- Short exercise: Return all entries precisely as they stand, without the images.
───── Excerpted records
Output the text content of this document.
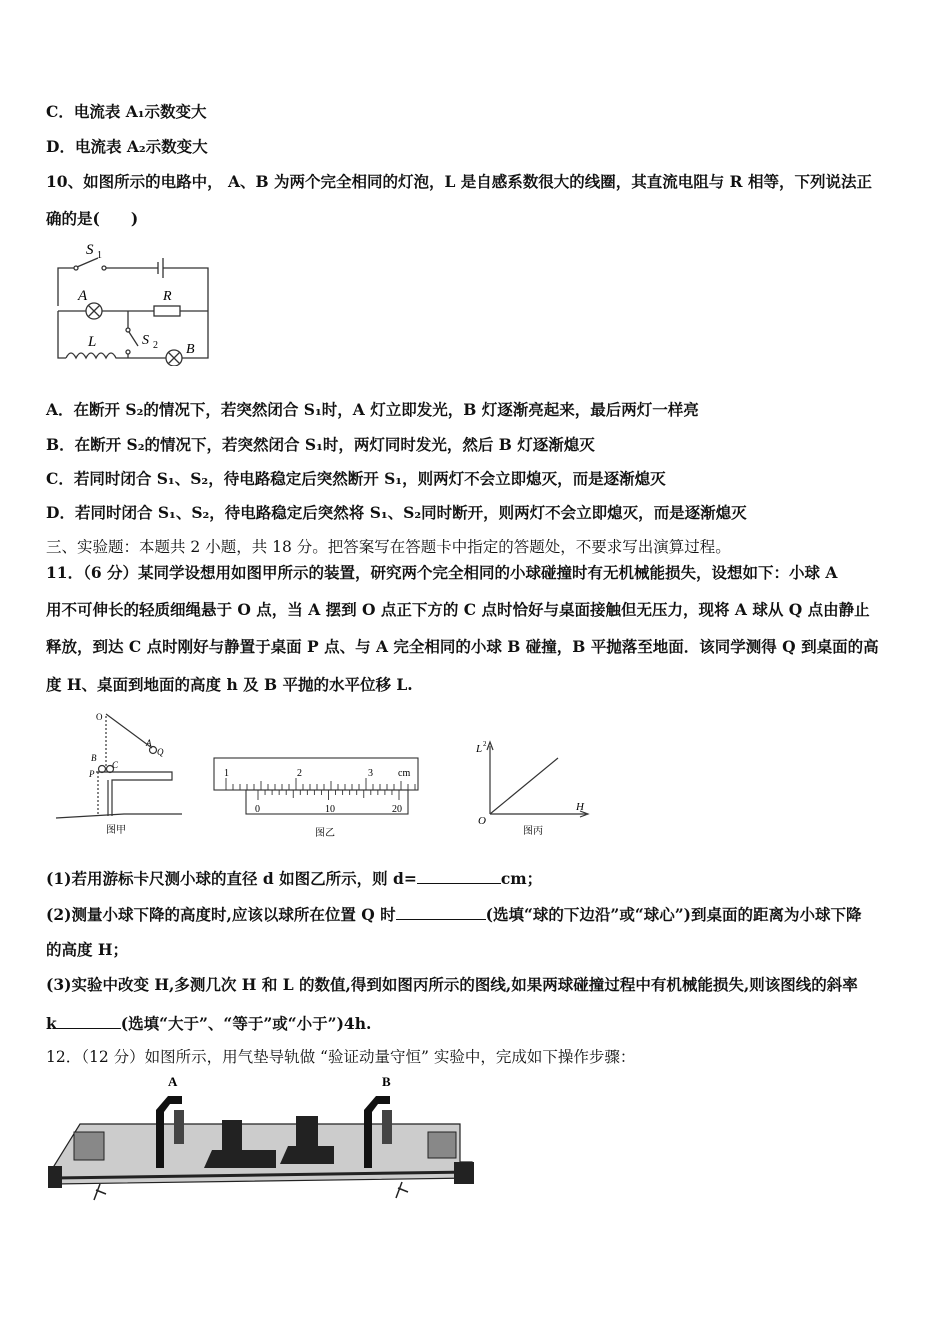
C．电流表 A₁示数变大
D．电流表 A₂示数变大
10、如图所示的电路中， A、B 为两个完全相同的灯泡，L 是自感系数很大的线圈，其直流电阻与 R 相等，下列说法正
确的是(　　)
S 1
A	R
L	S 2 B
A．在断开 S₂的情况下，若突然闭合 S₁时，A 灯立即发光，B 灯逐渐亮起来，最后两灯一样亮
B．在断开 S₂的情况下，若突然闭合 S₁时，两灯同时发光，然后 B 灯逐渐熄灭
C．若同时闭合 S₁、S₂，待电路稳定后突然断开 S₁，则两灯不会立即熄灭，而是逐渐熄灭
D．若同时闭合 S₁、S₂，待电路稳定后突然将 S₁、S₂同时断开，则两灯不会立即熄灭，而是逐渐熄灭
三、实验题：本题共 2 小题，共 18 分。把答案写在答题卡中指定的答题处，不要求写出演算过程。
11．（6 分）某同学设想用如图甲所示的装置，研究两个完全相同的小球碰撞时有无机械能损失，设想如下：小球 A
用不可伸长的轻质细绳悬于 O 点，当 A 摆到 O 点正下方的 C 点时恰好与桌面接触但无压力，现将 A 球从 Q 点由静止
释放，到达 C 点时刚好与静置于桌面 P 点、与 A 完全相同的小球 B 碰撞，B 平抛落至地面．该同学测得 Q 到桌面的高
度 H、桌面到地面的高度 h 及 B 平抛的水平位移 L.
O
A
Q
B
C
P
图甲
1	2	3	cm
0	10	20
图乙
L 2
H
O
图丙
(1)若用游标卡尺测小球的直径 d 如图乙所示，则 d=	cm；
(2)测量小球下降的高度时,应该以球所在位置 Q 时	(选填“球的下边沿”或“球心”)到桌面的距离为小球下降
的高度 H；
(3)实验中改变 H,多测几次 H 和 L 的数值,得到如图丙所示的图线,如果两球碰撞过程中有机械能损失,则该图线的斜率
k	(选填“大于”、“等于”或“小于”)4h.
12．（12 分）如图所示，用气垫导轨做 “验证动量守恒” 实验中，完成如下操作步骤：
A	B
──────────
- Task response:
Output the text content of this document.
C．电流表 A₁示数变大
D．电流表 A₂示数变大
10、如图所示的电路中， A、B 为两个完全相同的灯泡，L 是自感系数很大的线圈，其直流电阻与 R 相等，下列说法正
确的是(　　)
S 1
A	R
L	S 2 B
A．在断开 S₂的情况下，若突然闭合 S₁时，A 灯立即发光，B 灯逐渐亮起来，最后两灯一样亮
B．在断开 S₂的情况下，若突然闭合 S₁时，两灯同时发光，然后 B 灯逐渐熄灭
C．若同时闭合 S₁、S₂，待电路稳定后突然断开 S₁，则两灯不会立即熄灭，而是逐渐熄灭
D．若同时闭合 S₁、S₂，待电路稳定后突然将 S₁、S₂同时断开，则两灯不会立即熄灭，而是逐渐熄灭
三、实验题：本题共 2 小题，共 18 分。把答案写在答题卡中指定的答题处，不要求写出演算过程。
11．（6 分）某同学设想用如图甲所示的装置，研究两个完全相同的小球碰撞时有无机械能损失，设想如下：小球 A
用不可伸长的轻质细绳悬于 O 点，当 A 摆到 O 点正下方的 C 点时恰好与桌面接触但无压力，现将 A 球从 Q 点由静止
释放，到达 C 点时刚好与静置于桌面 P 点、与 A 完全相同的小球 B 碰撞，B 平抛落至地面．该同学测得 Q 到桌面的高
度 H、桌面到地面的高度 h 及 B 平抛的水平位移 L.
O
A
Q
B
C
P
图甲
1	2	3	cm
0	10	20
图乙
L 2
H
O
图丙
(1)若用游标卡尺测小球的直径 d 如图乙所示，则 d=	cm；
(2)测量小球下降的高度时,应该以球所在位置 Q 时	(选填“球的下边沿”或“球心”)到桌面的距离为小球下降
的高度 H；
(3)实验中改变 H,多测几次 H 和 L 的数值,得到如图丙所示的图线,如果两球碰撞过程中有机械能损失,则该图线的斜率
k	(选填“大于”、“等于”或“小于”)4h.
12．（12 分）如图所示，用气垫导轨做 “验证动量守恒” 实验中，完成如下操作步骤：
A	B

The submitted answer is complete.